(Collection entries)

(begin)

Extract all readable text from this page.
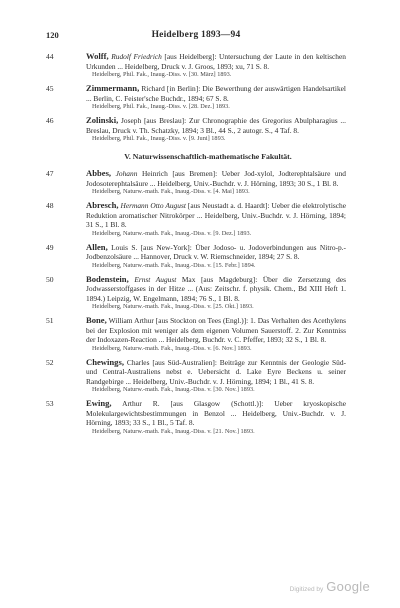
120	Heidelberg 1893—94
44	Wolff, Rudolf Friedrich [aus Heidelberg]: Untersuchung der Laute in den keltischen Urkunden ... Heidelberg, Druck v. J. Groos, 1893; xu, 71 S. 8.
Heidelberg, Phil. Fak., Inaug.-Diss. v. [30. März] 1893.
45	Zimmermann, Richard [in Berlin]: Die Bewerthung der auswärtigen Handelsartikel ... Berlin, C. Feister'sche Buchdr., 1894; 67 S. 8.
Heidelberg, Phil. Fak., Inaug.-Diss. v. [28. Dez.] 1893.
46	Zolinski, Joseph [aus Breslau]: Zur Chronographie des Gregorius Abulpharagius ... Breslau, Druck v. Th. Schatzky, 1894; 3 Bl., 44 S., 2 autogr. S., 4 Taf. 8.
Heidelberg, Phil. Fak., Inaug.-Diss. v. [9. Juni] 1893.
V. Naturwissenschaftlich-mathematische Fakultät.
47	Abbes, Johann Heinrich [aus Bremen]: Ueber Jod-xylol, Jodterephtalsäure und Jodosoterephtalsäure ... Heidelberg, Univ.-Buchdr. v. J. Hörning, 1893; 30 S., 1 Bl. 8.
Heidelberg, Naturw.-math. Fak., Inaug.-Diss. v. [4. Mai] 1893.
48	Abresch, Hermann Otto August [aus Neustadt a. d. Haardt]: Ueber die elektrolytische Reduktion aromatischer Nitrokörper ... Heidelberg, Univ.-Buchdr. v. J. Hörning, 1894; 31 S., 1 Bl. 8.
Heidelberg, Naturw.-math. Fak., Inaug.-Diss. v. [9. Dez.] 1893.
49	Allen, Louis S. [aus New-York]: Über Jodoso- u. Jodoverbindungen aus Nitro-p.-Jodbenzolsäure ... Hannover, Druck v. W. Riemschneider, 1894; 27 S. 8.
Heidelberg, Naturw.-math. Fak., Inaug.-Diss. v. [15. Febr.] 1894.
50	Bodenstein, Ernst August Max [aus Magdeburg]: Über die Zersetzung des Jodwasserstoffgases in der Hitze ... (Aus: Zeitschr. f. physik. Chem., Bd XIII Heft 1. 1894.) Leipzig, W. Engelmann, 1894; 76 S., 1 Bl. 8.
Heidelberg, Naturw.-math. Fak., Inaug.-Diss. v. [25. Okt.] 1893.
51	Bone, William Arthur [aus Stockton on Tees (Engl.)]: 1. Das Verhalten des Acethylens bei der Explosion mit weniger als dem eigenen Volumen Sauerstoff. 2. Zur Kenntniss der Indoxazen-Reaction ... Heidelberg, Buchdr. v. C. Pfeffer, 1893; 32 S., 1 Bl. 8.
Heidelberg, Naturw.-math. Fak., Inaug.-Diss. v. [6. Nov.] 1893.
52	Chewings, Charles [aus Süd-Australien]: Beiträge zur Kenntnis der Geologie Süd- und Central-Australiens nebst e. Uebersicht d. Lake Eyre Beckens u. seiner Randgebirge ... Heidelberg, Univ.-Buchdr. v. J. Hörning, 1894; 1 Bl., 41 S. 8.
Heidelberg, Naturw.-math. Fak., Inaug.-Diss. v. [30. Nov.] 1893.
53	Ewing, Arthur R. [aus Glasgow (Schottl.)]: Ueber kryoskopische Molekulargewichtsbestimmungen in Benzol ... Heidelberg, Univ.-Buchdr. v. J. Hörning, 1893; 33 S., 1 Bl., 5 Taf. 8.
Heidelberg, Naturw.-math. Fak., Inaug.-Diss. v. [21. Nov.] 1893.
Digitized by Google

(end)
(begin)

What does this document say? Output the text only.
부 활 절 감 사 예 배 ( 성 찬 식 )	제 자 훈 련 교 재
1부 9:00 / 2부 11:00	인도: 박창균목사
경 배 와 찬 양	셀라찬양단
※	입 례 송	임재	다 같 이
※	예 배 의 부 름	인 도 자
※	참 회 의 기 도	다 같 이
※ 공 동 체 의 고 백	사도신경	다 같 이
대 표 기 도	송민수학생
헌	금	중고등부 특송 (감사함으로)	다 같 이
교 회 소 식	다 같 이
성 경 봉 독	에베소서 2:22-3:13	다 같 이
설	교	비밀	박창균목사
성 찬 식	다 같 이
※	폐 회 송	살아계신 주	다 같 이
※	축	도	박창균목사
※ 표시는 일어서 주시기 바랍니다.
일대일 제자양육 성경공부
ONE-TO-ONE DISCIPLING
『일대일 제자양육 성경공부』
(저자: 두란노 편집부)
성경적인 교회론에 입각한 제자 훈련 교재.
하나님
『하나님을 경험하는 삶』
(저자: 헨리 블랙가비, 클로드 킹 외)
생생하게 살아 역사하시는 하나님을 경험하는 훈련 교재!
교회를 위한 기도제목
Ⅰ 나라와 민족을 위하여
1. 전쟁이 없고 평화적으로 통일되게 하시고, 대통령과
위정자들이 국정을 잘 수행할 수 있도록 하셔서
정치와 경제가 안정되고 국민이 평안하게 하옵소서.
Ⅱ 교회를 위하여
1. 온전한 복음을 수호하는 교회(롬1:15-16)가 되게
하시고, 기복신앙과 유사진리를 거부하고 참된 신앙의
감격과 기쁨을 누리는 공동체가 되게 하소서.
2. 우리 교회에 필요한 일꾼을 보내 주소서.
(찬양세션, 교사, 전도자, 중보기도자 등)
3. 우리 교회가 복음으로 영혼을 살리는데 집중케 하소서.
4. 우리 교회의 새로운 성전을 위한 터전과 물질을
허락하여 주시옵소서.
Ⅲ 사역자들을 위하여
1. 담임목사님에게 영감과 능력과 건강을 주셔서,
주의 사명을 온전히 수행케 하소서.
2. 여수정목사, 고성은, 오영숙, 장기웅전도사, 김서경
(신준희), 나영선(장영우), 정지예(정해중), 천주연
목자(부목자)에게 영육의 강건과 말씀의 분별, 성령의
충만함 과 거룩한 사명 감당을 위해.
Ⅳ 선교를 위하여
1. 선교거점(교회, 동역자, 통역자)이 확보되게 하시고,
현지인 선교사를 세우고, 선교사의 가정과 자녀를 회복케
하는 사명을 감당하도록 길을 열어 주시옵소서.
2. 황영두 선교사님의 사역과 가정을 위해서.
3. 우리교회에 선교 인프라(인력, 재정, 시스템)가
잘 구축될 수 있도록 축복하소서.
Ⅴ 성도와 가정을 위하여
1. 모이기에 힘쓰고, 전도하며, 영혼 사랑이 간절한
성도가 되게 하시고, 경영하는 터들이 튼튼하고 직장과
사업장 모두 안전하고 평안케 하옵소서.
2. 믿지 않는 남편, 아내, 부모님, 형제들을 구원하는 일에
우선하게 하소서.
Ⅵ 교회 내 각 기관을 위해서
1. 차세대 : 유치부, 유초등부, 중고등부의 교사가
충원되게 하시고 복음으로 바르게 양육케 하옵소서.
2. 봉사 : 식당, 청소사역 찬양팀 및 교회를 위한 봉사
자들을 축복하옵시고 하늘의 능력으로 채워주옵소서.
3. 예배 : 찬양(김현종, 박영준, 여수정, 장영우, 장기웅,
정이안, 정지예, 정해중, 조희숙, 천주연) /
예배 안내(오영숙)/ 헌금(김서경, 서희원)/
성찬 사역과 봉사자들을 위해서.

(end)
(begin)

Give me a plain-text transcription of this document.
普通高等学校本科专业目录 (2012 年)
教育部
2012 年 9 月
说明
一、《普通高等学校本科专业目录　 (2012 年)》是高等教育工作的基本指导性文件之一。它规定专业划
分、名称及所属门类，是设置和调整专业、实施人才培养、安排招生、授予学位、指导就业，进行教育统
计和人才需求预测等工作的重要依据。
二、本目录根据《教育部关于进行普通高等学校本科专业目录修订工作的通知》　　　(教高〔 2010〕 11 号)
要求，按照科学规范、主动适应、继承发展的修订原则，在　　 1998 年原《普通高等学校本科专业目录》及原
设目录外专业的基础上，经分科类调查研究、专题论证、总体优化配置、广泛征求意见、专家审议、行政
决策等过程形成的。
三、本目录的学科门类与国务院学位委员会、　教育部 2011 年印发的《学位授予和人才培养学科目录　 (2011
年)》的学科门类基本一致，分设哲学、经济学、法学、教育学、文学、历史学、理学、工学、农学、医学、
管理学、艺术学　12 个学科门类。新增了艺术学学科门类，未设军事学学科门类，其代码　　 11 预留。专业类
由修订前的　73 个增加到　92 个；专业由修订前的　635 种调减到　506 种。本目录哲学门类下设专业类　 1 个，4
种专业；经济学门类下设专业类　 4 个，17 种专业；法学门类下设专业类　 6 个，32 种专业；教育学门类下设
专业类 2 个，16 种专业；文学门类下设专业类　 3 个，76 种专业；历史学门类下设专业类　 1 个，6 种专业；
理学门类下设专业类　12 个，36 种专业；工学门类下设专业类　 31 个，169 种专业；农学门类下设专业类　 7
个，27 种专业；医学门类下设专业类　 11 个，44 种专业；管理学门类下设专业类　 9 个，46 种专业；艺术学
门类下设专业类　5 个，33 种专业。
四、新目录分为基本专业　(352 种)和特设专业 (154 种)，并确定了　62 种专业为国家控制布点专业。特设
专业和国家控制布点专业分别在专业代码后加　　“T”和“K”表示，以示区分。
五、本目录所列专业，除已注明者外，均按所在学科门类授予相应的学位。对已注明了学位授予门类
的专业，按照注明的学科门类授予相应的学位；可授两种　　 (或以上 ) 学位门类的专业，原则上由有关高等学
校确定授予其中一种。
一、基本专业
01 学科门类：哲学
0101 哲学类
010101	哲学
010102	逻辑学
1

(end)

Gather each line holding the string "하옵소서".

정치와 경제가 안정되고 국민이 평안하게 하옵소서.
사업장 모두 안전하고 평안케 하옵소서.
충원되게 하시고 복음으로 바르게 양육케 하옵소서.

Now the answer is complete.